--- BEGIN Record list ---

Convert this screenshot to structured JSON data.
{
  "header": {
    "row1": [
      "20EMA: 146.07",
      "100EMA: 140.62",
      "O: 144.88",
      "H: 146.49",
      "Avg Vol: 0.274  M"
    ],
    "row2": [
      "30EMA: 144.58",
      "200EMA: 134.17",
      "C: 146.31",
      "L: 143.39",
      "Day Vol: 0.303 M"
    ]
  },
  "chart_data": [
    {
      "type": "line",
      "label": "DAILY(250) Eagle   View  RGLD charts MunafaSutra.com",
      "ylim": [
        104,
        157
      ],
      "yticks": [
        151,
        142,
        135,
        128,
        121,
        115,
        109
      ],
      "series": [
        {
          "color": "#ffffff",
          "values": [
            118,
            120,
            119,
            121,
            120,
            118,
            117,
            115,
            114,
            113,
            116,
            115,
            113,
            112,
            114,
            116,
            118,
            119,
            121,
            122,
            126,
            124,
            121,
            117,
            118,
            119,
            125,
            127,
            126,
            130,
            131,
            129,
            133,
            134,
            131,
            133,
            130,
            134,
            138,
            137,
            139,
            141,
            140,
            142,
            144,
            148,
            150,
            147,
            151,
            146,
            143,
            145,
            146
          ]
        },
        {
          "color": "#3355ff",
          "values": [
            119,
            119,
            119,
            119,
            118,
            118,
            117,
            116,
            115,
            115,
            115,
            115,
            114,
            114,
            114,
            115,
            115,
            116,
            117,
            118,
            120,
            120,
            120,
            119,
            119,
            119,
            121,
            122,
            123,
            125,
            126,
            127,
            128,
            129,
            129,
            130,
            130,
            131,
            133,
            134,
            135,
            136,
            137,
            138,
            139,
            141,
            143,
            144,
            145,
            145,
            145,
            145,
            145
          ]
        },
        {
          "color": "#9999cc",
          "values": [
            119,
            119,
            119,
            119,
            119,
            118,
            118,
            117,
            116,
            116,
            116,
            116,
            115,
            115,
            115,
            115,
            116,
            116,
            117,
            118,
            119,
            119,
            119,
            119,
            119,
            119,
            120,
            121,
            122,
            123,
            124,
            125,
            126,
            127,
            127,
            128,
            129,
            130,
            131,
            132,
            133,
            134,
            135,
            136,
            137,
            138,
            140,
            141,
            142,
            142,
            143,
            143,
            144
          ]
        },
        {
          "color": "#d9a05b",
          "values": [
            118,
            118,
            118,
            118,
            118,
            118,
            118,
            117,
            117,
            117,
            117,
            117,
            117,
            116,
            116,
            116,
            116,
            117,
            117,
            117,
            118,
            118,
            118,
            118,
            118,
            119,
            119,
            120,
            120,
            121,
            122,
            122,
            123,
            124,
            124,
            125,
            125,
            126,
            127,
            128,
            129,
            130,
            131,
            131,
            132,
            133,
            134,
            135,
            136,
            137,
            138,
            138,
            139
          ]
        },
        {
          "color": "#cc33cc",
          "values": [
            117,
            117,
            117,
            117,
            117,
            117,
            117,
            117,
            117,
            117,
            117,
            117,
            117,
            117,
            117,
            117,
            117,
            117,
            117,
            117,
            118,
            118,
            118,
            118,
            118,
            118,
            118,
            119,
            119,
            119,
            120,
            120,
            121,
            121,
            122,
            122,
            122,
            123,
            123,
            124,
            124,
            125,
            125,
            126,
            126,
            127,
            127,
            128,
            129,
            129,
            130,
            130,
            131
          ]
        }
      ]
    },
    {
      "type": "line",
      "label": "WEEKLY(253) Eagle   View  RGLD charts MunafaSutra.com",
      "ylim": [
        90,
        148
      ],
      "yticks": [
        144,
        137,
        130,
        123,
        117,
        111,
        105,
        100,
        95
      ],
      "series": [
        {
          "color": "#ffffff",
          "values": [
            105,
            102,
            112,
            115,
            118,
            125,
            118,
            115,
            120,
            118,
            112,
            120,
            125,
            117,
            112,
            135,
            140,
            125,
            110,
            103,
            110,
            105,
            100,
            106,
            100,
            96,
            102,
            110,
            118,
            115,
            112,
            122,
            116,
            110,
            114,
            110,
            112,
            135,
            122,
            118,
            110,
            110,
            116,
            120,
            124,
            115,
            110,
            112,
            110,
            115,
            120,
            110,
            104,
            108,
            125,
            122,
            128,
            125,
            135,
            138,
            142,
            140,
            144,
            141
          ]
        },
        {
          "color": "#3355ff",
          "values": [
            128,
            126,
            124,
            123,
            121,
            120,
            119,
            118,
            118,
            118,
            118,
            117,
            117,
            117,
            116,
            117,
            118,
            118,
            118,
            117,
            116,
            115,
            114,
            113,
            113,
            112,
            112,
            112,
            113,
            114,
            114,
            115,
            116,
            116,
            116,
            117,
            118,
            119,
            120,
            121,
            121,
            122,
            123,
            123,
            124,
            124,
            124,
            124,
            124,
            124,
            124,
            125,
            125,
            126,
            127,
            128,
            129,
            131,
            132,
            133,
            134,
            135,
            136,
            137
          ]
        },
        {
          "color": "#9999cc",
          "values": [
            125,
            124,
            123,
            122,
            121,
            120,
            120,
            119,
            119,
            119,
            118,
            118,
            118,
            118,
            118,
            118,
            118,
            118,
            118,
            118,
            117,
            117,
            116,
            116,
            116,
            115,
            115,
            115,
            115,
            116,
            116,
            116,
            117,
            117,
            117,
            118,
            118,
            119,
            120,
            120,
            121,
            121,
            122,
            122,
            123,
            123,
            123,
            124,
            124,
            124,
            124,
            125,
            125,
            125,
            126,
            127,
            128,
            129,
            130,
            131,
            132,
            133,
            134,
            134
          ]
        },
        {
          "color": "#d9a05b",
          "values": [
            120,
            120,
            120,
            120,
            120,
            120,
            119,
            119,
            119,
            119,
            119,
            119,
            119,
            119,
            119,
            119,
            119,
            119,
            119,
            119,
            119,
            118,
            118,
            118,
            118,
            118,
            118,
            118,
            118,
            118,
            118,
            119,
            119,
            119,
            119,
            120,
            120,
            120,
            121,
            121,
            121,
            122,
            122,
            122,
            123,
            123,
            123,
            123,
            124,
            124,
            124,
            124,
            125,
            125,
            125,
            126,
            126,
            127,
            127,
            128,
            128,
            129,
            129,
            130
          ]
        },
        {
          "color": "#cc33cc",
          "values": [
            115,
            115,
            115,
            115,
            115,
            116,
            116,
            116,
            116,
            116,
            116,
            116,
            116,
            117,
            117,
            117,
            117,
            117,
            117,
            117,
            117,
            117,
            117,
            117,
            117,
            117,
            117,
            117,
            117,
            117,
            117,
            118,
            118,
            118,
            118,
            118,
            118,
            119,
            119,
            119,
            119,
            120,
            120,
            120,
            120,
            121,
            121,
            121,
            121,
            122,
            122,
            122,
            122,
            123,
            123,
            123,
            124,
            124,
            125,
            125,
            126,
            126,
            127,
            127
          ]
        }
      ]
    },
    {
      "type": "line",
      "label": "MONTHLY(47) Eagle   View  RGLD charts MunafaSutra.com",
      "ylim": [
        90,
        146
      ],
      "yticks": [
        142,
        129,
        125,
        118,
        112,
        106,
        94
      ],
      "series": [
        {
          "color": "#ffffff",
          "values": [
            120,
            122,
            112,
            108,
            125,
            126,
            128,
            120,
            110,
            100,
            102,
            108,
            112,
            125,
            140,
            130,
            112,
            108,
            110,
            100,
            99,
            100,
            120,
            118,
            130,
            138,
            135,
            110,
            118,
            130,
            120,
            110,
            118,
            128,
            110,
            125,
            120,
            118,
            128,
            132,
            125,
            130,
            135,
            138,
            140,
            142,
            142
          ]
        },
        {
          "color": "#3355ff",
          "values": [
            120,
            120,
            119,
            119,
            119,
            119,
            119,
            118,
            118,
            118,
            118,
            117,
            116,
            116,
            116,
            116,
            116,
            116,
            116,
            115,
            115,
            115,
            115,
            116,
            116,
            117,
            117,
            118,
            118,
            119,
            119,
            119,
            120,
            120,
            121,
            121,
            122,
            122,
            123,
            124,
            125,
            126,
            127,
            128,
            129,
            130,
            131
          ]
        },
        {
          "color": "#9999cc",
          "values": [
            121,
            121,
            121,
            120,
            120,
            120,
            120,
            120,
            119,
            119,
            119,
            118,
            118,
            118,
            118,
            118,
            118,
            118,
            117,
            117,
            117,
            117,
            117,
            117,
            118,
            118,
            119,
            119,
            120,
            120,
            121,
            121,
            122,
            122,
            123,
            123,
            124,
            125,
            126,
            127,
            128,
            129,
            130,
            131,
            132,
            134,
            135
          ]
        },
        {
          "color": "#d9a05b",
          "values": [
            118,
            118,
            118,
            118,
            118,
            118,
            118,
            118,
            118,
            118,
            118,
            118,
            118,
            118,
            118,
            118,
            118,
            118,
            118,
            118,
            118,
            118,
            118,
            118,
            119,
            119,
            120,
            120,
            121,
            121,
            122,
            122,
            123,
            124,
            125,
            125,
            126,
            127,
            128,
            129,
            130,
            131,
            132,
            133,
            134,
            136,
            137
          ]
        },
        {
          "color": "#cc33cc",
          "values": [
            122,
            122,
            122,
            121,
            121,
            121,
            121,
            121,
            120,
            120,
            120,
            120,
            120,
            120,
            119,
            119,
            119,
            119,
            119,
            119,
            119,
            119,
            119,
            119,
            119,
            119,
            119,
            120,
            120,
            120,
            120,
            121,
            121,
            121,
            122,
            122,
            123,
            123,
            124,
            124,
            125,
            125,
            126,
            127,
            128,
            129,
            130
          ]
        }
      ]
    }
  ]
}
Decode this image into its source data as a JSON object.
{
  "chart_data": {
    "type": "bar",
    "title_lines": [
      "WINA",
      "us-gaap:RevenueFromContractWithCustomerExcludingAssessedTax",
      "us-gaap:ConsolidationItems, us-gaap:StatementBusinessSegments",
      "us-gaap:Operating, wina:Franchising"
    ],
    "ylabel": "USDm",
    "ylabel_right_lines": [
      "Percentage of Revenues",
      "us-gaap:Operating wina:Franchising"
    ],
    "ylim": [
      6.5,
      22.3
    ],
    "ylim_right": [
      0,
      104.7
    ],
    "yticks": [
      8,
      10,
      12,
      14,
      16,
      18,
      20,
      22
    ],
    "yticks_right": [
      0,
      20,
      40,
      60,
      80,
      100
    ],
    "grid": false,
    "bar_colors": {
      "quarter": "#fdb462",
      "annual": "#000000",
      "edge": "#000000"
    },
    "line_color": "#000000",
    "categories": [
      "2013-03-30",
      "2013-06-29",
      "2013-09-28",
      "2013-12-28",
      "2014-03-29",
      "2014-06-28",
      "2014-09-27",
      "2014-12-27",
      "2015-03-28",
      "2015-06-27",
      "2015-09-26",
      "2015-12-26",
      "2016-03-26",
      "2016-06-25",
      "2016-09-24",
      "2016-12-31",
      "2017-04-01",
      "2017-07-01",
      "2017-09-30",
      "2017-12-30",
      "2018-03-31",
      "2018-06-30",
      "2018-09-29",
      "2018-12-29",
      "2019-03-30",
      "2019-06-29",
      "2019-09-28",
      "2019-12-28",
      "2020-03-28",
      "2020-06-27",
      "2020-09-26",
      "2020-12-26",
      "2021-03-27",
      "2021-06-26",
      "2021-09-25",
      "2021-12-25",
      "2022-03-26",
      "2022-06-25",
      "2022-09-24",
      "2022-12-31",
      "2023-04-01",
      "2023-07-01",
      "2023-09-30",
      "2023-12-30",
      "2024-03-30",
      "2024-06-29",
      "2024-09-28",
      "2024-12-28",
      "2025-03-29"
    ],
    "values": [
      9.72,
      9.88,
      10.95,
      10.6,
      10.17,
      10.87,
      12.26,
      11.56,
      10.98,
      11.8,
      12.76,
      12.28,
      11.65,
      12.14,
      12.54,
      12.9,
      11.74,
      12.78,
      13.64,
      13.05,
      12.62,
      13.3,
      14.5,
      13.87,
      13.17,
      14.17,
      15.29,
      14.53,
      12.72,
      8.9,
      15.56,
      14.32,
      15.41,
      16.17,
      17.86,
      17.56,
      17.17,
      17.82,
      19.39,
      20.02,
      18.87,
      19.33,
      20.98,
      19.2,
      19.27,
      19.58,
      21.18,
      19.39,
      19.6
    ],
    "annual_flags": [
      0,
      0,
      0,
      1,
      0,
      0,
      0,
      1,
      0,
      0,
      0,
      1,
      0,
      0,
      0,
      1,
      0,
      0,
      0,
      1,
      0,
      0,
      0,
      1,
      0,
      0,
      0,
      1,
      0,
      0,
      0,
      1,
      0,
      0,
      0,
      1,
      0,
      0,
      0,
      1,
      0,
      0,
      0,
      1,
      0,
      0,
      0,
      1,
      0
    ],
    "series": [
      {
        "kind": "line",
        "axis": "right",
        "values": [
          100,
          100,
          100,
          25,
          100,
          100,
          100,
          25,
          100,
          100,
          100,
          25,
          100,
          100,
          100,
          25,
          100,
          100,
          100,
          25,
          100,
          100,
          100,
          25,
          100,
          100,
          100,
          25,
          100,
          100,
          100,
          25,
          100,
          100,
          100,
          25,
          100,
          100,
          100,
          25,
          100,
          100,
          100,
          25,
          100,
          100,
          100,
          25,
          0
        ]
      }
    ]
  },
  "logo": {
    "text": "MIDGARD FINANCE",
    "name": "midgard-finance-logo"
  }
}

--- END Record list ---

→ Task
Return each full line of the entries that contains the word "Operating".

→ The result
      "us-gaap:Operating, wina:Franchising"
      "us-gaap:Operating wina:Franchising"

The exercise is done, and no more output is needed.